Texto de lectura -

Noviembre

C64Paseando por el hayedo de Montejo de la Sierra, caminando entre las hojas caídas por la llegada de los fríos del otoño, recordé aquellas palabras de la Santa de Ávila: Vi almas que caían al Infierno como hojas que caen en el otoño. Pensé, entonces en otras palabras de San Josemaria: ¿Has visto, en una tarde triste de otoño, caer las hojas muertas? Así caen cada día las almas en la eternidad: un día, la hoja caída serás tú.

La verdad es que si continuaba con esas consideraciones, mientras paseaba por el paisaje de ensueño, iba a caer en una profunda depresión y entonces me pregunte ¿Que es lo que quería que consideráramos esos dos santos que fueron alegres, optimistas y positivos con esas afirmaciones?; comprendí que lo que querían eran que consideráramos la realidad de nuestro fin terreno y tuviéramos una enorme esperanza en el futuro.

Pero para poder tener esperanza en el futuro debo comportarme de tal modo que alcance aquello que se ha denominado: santidad; y buscando entre el cajón de mi memoria una definición de santidad recordé que en una ocasión una madre de mi colegio me contó que una vez le preguntó a un hijo suyo: para ti, hijo mió ¿Qué es la santidad?, y el niño respondió con sencillez: mama, la santidad, no es otra cosa que nunca llegar a decirle a Jesús: Señor, ya está bien.

Material extraído -

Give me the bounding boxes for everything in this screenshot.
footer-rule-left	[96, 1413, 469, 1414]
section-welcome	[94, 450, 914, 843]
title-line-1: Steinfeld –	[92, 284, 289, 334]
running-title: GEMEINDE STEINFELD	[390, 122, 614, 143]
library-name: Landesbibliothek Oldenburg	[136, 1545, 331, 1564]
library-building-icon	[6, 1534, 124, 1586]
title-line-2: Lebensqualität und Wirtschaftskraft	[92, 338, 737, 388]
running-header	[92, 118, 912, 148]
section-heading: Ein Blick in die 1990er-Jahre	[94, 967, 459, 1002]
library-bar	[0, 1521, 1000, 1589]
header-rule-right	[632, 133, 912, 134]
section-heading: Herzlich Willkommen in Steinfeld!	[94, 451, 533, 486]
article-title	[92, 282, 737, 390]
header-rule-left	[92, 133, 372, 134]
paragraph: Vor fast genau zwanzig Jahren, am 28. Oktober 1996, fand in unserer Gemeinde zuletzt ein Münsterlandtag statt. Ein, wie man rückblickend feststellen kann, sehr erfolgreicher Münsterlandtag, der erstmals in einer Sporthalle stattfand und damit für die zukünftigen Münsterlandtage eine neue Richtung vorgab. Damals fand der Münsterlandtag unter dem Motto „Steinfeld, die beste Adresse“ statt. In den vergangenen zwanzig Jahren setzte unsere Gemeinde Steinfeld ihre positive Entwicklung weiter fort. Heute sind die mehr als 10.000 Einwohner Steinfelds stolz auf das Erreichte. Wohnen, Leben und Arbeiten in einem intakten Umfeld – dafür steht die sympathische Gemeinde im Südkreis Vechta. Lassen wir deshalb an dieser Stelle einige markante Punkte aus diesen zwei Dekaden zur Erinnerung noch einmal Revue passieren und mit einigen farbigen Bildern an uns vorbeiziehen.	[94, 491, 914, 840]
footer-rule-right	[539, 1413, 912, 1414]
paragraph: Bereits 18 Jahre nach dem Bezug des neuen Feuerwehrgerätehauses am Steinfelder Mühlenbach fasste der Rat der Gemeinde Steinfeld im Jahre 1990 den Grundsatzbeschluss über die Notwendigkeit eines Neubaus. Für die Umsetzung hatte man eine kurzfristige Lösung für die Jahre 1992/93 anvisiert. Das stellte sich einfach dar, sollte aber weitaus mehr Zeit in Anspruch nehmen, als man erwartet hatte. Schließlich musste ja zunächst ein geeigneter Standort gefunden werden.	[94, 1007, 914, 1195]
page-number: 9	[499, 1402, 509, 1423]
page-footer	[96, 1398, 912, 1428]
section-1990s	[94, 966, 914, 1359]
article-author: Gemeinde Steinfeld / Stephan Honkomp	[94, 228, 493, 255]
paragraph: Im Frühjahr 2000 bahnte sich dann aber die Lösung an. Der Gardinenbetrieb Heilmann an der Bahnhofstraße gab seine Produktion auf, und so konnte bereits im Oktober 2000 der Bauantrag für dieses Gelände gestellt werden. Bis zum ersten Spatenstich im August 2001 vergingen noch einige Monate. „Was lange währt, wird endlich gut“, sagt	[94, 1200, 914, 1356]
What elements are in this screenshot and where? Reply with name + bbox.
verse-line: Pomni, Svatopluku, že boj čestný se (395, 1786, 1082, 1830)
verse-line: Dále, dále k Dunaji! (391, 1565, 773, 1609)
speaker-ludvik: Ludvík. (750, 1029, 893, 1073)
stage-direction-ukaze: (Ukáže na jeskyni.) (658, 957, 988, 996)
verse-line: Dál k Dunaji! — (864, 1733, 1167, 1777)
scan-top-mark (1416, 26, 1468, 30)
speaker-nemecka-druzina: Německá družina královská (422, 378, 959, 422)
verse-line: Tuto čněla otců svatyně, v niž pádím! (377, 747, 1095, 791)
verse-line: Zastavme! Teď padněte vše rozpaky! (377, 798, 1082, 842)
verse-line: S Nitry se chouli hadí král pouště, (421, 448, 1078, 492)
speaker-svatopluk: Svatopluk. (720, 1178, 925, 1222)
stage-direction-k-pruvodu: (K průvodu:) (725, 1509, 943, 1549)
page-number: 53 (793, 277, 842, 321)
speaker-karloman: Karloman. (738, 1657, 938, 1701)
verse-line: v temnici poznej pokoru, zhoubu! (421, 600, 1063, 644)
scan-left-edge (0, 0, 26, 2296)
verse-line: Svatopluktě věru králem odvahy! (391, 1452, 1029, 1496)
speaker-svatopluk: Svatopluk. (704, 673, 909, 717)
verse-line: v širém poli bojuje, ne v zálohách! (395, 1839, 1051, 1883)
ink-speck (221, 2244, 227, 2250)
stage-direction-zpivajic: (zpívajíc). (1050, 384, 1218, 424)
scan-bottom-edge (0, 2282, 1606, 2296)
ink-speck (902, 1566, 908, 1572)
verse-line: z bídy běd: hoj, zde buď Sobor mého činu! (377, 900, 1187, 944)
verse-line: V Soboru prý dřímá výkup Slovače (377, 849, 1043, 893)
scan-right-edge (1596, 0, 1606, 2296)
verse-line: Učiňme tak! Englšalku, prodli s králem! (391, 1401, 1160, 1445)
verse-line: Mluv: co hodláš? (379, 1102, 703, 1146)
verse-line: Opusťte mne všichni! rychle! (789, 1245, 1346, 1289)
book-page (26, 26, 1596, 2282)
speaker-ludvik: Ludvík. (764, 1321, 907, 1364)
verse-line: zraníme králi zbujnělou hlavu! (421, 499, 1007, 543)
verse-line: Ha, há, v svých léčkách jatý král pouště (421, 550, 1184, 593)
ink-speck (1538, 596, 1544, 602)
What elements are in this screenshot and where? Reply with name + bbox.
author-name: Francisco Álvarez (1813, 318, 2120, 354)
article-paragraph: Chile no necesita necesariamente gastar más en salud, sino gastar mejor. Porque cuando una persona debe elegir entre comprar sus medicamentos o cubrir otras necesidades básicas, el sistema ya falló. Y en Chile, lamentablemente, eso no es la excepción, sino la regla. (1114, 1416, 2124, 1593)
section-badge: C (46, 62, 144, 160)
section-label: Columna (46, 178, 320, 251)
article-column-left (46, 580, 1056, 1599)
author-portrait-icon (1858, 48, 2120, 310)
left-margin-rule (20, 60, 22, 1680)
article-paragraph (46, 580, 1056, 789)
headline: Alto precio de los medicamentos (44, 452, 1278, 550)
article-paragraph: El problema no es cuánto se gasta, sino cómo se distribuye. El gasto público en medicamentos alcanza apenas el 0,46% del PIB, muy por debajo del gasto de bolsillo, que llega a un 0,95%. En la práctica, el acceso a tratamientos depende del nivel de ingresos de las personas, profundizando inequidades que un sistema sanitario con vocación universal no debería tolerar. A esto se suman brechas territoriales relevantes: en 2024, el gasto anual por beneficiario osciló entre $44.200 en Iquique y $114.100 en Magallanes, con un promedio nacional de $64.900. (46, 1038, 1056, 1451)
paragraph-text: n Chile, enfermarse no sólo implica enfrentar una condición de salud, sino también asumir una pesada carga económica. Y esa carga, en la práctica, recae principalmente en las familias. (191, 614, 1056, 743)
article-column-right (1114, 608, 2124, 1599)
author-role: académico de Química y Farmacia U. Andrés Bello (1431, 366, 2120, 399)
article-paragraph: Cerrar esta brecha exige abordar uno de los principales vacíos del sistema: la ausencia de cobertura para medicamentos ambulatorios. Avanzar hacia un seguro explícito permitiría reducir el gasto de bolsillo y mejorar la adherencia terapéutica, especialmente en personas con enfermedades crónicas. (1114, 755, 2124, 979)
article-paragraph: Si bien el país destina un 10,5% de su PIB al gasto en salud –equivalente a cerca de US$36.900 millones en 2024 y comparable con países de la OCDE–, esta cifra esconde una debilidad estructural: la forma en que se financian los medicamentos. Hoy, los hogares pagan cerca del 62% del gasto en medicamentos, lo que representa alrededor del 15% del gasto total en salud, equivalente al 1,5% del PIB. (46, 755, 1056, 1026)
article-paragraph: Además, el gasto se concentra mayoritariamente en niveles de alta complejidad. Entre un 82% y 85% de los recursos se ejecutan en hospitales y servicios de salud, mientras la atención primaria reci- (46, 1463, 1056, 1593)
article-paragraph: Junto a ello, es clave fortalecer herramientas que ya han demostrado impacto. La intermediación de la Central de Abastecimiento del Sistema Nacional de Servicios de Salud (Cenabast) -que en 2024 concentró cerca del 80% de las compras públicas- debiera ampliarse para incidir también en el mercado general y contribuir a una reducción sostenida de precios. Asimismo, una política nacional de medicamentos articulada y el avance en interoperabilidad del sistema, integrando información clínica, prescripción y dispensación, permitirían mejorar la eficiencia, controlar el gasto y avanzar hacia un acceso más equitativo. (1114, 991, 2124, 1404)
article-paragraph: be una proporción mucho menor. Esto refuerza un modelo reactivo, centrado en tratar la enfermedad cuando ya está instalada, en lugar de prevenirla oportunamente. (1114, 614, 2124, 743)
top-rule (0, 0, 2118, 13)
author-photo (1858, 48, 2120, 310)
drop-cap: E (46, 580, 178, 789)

Objetivo del ejercicio -
Escribe lo que sigue a la última frase de la reflexión sobre las hojas del otoño y la santidad.

Ejercicio resuelto -
Termine mi paseo renovando el propósito de rezar en este mes de Noviembre por las almas de los difuntos, de pedir por mi Santidad y de no decirle al Señor que ya esta bien sino que si quiere estoy aquí para lo que El quiera, con la seguridad de que así alcanzaré la meta definitiva si miro de enfrente a la muerte como una puerta que me lleva a la felicidad eterna.

Por eso antes de terminar quiero que te preguntes: ¿Cómo miras a la puerta de la vida eterna?, ¿Con esperanza?, ¿Te preparas para ese encuentro o lo tienes aparcado porque piensas que falta por llegar?; noviembre nos invita a meditar sobre la vida eterna y nosotros no queremos perder la oportunidad de considerar que vamos a ser felices para siempre.